## Task statement
Count the lines below that contain the word "提振精气神", and give only that number.

## Extracted material

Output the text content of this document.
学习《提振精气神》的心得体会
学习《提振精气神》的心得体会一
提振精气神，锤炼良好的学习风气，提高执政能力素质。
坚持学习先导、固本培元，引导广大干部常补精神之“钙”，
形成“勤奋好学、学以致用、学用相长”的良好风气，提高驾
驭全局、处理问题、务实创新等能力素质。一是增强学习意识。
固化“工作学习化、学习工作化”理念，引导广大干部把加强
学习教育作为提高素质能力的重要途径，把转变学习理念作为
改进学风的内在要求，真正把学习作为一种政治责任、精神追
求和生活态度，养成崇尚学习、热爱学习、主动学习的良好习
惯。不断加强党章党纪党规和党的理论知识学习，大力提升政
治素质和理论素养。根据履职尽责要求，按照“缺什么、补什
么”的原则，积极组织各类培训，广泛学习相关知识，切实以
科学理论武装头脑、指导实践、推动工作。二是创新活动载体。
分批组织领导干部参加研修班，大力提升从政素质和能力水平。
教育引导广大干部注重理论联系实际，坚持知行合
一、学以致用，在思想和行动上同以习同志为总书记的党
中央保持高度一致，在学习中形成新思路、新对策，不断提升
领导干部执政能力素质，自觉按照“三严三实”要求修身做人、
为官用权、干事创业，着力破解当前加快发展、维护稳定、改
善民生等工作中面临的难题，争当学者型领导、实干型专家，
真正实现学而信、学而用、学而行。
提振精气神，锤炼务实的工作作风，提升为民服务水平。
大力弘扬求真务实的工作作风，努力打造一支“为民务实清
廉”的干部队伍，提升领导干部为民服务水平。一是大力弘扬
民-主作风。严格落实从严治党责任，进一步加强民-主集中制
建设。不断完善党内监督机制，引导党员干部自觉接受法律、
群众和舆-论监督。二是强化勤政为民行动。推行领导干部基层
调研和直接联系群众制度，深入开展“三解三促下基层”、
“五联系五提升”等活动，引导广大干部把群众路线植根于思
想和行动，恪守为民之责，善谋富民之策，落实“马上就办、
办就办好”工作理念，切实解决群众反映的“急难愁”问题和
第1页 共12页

## Reply
4